START Selected passage

William Pianu

Personal information
- Date of birth: 7 December 1975 (age 50)
- Place of birth: Turin, Italy
- Height: 1.81 m (5 ft 11+1⁄2 in)
- Position: Defender

Youth career
- Juventus

Senior career*
- Years: Team / Apps / (Gls)
- 1993–1996: Juventus / 0 / (0)
- 1995–1996: → Pro Vercelli (loan) / 28 / (0)
- 1996–1997: Rimini / 20 / (3)
- 1997–1998: Casarano / 13 / (0)
- 1998–1999: Cittadella / 18 / (0)
- 1999–2004: Treviso / 78 / (3)
- 2004–2005: Triestina / 47 / (1)
- 2006–2007: Bari / 47 / (2)
- 2007–2009: Treviso / 45 / (0)
- 2009–2010: Gallipoli / 4 / (0)
- 2010: Pergocrema / 12 / (1)
- 2010–2011: Venezia / 16 / (0)

Managerial career
- 2012–2013: Treviso (assistant)
- 2013: Treviso (youth)
- 2017–2019: Calvi Noale

= William Pianu =

Italian footballer

William Pianu (born 7 December 1975) is an Italian football coach and a former defender.

END Selected passage
START Supplied data

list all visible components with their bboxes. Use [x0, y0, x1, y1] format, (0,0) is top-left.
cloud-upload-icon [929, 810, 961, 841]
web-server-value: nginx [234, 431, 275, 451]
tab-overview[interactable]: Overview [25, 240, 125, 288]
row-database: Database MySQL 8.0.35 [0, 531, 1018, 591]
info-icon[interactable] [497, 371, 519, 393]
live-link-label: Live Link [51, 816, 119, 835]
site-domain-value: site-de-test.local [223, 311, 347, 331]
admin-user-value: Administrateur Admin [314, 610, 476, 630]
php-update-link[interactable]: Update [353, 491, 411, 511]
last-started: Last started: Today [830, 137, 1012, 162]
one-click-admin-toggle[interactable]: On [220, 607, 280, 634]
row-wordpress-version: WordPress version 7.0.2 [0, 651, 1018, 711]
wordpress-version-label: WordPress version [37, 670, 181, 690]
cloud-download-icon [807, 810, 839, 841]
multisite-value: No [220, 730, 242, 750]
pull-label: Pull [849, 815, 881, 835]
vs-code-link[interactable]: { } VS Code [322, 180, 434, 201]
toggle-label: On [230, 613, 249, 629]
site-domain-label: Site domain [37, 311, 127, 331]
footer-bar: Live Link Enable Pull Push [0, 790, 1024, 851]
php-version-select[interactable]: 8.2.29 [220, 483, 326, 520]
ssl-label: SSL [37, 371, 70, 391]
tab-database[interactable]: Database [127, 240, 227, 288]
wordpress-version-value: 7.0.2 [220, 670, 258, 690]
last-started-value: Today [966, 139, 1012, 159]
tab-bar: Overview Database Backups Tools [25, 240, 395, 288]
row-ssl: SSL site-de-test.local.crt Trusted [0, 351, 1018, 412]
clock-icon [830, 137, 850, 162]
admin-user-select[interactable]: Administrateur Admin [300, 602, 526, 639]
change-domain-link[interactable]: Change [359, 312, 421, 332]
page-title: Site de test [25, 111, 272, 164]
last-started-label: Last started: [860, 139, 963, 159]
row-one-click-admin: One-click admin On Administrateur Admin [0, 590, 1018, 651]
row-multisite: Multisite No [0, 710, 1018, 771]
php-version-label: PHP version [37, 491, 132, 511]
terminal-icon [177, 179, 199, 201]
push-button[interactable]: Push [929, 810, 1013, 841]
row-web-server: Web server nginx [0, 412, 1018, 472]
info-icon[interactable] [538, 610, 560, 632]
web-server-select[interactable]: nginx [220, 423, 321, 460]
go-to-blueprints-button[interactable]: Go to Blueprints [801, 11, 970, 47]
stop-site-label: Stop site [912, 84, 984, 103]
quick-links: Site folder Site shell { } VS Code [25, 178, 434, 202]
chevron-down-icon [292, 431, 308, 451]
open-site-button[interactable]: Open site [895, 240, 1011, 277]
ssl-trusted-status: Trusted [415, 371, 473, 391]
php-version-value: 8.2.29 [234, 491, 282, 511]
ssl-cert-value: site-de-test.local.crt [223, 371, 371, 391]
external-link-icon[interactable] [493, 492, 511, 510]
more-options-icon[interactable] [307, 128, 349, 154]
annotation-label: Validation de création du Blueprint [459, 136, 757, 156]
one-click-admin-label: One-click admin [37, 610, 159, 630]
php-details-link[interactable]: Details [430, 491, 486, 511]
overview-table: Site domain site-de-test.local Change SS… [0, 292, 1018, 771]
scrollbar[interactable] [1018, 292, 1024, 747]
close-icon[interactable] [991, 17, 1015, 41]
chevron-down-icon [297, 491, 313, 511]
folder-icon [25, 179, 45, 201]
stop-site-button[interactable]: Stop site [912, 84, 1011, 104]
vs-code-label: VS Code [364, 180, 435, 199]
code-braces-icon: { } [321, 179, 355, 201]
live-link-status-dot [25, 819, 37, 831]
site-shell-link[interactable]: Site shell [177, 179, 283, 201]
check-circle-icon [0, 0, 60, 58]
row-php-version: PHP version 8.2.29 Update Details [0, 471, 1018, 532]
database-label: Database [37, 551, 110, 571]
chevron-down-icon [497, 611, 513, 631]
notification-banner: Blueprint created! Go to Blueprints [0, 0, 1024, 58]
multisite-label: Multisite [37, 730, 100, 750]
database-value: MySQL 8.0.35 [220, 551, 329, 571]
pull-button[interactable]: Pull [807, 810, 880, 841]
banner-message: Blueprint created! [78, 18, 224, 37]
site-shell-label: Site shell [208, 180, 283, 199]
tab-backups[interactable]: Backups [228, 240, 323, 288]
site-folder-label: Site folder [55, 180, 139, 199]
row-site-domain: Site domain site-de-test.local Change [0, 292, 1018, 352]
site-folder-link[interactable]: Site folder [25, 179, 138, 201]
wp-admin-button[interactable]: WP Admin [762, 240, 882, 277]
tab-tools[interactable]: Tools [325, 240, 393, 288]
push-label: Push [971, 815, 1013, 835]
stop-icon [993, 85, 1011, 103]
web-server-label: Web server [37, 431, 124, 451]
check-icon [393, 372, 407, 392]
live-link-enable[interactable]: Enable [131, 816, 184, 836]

END Supplied data

— Your task —
Reproduce the entire text above on William Pianu, without alteration.

— Exercise solution —
William Pianu

Personal information
- Date of birth: 7 December 1975 (age 50)
- Place of birth: Turin, Italy
- Height: 1.81 m (5 ft 11+1⁄2 in)
- Position: Defender

Youth career
- Juventus

Senior career*
- Years: Team / Apps / (Gls)
- 1993–1996: Juventus / 0 / (0)
- 1995–1996: → Pro Vercelli (loan) / 28 / (0)
- 1996–1997: Rimini / 20 / (3)
- 1997–1998: Casarano / 13 / (0)
- 1998–1999: Cittadella / 18 / (0)
- 1999–2004: Treviso / 78 / (3)
- 2004–2005: Triestina / 47 / (1)
- 2006–2007: Bari / 47 / (2)
- 2007–2009: Treviso / 45 / (0)
- 2009–2010: Gallipoli / 4 / (0)
- 2010: Pergocrema / 12 / (1)
- 2010–2011: Venezia / 16 / (0)

Managerial career
- 2012–2013: Treviso (assistant)
- 2013: Treviso (youth)
- 2017–2019: Calvi Noale

= William Pianu =

Italian footballer

William Pianu (born 7 December 1975) is an Italian football coach and a former defender.